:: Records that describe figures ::
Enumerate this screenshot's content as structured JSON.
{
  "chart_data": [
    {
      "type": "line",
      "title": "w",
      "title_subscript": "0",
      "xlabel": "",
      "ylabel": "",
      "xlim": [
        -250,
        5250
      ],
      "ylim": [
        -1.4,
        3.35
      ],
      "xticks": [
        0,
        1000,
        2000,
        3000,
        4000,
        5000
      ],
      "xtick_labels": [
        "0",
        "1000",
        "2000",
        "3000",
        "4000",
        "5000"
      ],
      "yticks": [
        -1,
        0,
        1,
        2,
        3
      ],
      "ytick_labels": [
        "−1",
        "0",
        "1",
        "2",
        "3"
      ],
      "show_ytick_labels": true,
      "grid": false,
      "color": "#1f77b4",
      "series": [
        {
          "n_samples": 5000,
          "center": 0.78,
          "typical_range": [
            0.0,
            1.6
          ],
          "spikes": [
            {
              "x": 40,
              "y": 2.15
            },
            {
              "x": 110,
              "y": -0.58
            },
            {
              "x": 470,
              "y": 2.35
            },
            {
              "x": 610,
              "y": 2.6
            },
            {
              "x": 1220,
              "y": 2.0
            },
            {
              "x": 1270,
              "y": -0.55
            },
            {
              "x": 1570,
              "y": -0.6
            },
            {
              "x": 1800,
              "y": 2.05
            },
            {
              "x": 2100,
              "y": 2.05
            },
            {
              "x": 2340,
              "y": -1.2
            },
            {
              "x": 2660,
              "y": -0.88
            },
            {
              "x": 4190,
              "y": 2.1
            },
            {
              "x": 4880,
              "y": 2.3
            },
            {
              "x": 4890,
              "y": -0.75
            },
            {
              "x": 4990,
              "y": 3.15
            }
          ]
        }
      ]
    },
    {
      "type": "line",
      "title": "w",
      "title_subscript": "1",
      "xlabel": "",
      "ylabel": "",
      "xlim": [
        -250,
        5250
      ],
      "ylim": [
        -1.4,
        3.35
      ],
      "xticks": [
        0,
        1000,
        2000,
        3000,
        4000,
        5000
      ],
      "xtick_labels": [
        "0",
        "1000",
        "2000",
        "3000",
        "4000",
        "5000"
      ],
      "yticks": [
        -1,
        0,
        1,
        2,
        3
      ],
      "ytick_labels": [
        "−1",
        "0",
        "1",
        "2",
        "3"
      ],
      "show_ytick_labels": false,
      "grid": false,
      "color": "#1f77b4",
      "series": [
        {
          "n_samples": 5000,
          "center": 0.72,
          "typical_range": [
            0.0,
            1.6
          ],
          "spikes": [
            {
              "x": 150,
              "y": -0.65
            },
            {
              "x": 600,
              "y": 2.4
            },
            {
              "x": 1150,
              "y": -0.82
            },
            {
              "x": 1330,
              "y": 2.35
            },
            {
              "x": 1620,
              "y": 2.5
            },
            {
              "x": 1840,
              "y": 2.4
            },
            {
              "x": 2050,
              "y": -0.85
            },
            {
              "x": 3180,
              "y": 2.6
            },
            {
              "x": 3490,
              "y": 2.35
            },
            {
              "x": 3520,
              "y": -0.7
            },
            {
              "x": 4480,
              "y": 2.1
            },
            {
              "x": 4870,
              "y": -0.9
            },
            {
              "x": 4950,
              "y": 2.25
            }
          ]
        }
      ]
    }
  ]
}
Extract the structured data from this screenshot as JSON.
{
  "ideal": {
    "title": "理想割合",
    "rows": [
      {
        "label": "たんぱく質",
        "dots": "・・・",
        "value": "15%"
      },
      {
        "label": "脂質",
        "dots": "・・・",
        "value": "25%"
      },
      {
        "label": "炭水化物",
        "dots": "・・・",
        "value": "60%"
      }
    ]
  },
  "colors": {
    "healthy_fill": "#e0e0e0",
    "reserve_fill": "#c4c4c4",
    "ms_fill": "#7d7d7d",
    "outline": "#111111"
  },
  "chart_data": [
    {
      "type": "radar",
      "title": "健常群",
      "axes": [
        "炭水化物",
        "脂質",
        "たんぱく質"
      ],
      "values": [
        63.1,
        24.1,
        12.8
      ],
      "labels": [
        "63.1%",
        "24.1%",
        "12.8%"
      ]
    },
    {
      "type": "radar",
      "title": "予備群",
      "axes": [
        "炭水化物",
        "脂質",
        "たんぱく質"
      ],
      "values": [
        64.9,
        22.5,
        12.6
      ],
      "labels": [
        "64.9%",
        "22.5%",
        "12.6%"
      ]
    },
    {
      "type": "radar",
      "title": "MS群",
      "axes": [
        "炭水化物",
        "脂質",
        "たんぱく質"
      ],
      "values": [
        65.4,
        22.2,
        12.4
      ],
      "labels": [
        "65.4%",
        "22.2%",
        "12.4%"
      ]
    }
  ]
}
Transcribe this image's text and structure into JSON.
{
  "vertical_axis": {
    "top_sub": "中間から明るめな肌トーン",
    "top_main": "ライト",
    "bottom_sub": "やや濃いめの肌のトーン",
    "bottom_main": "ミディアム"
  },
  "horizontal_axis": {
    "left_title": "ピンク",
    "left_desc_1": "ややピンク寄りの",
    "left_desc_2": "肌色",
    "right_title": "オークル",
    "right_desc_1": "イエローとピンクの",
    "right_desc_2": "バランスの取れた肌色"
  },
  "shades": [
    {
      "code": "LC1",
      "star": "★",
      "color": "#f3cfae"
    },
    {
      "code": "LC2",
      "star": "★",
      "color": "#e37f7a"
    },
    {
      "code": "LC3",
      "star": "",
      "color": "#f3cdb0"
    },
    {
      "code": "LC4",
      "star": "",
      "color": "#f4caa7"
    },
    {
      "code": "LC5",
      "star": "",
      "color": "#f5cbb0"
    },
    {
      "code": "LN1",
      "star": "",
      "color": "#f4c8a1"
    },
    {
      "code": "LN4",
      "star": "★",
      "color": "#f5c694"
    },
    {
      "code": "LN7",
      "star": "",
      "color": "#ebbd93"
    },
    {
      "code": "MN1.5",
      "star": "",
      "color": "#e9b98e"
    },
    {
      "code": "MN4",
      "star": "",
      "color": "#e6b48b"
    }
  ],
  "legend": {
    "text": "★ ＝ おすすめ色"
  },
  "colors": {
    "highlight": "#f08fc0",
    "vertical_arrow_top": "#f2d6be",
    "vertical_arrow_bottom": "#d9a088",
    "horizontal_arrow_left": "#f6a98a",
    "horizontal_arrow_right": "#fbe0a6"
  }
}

:: Goal ::
From the data above, gather every line that includes the word "text".

:: Correct response ::
Transcribe this image's text and structure into JSON.
    "text": "★ ＝ おすすめ色"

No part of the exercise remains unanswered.